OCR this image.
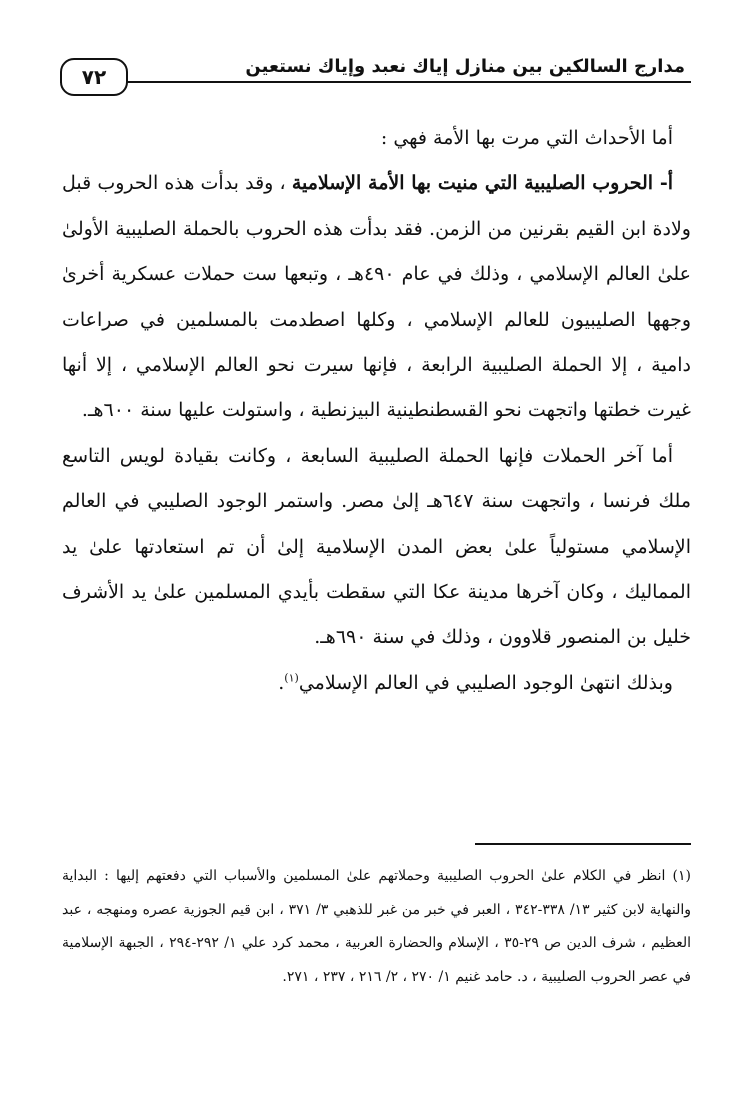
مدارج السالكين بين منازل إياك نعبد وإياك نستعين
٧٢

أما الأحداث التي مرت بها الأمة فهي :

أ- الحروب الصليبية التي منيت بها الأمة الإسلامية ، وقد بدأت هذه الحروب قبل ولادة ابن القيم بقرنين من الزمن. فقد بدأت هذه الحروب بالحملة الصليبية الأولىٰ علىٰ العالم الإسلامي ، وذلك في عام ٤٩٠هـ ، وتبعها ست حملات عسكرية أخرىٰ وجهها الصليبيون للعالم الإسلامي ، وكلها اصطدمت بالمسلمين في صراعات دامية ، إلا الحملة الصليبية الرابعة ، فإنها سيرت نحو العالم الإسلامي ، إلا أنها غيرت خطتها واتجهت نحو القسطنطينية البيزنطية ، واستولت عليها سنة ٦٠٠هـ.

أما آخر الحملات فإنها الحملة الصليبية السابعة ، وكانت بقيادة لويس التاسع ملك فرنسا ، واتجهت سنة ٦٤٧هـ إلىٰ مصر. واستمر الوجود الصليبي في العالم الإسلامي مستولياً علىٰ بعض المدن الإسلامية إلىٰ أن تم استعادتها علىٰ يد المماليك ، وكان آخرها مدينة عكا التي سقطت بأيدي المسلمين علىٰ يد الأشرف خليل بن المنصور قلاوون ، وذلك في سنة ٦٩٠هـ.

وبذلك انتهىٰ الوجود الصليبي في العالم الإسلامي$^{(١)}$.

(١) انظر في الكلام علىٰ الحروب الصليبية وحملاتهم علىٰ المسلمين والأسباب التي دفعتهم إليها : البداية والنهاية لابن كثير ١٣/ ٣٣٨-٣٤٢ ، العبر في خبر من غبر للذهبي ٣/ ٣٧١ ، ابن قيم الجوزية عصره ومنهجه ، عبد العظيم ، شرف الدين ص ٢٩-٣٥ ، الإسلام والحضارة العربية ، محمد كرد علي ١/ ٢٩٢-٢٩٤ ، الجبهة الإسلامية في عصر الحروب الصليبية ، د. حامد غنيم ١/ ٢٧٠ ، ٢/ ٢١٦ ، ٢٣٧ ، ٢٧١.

____________________

**Work required**
Exclude the images, then output the data above word for word.

**Result**
OCR this image.
مدارج السالكين بين منازل إياك نعبد وإياك نستعين
٧٢

أما الأحداث التي مرت بها الأمة فهي :

أ- الحروب الصليبية التي منيت بها الأمة الإسلامية ، وقد بدأت هذه الحروب قبل ولادة ابن القيم بقرنين من الزمن. فقد بدأت هذه الحروب بالحملة الصليبية الأولىٰ علىٰ العالم الإسلامي ، وذلك في عام ٤٩٠هـ ، وتبعها ست حملات عسكرية أخرىٰ وجهها الصليبيون للعالم الإسلامي ، وكلها اصطدمت بالمسلمين في صراعات دامية ، إلا الحملة الصليبية الرابعة ، فإنها سيرت نحو العالم الإسلامي ، إلا أنها غيرت خطتها واتجهت نحو القسطنطينية البيزنطية ، واستولت عليها سنة ٦٠٠هـ.

أما آخر الحملات فإنها الحملة الصليبية السابعة ، وكانت بقيادة لويس التاسع ملك فرنسا ، واتجهت سنة ٦٤٧هـ إلىٰ مصر. واستمر الوجود الصليبي في العالم الإسلامي مستولياً علىٰ بعض المدن الإسلامية إلىٰ أن تم استعادتها علىٰ يد المماليك ، وكان آخرها مدينة عكا التي سقطت بأيدي المسلمين علىٰ يد الأشرف خليل بن المنصور قلاوون ، وذلك في سنة ٦٩٠هـ.

وبذلك انتهىٰ الوجود الصليبي في العالم الإسلامي$^{(١)}$.

(١) انظر في الكلام علىٰ الحروب الصليبية وحملاتهم علىٰ المسلمين والأسباب التي دفعتهم إليها : البداية والنهاية لابن كثير ١٣/ ٣٣٨-٣٤٢ ، العبر في خبر من غبر للذهبي ٣/ ٣٧١ ، ابن قيم الجوزية عصره ومنهجه ، عبد العظيم ، شرف الدين ص ٢٩-٣٥ ، الإسلام والحضارة العربية ، محمد كرد علي ١/ ٢٩٢-٢٩٤ ، الجبهة الإسلامية في عصر الحروب الصليبية ، د. حامد غنيم ١/ ٢٧٠ ، ٢/ ٢١٦ ، ٢٣٧ ، ٢٧١.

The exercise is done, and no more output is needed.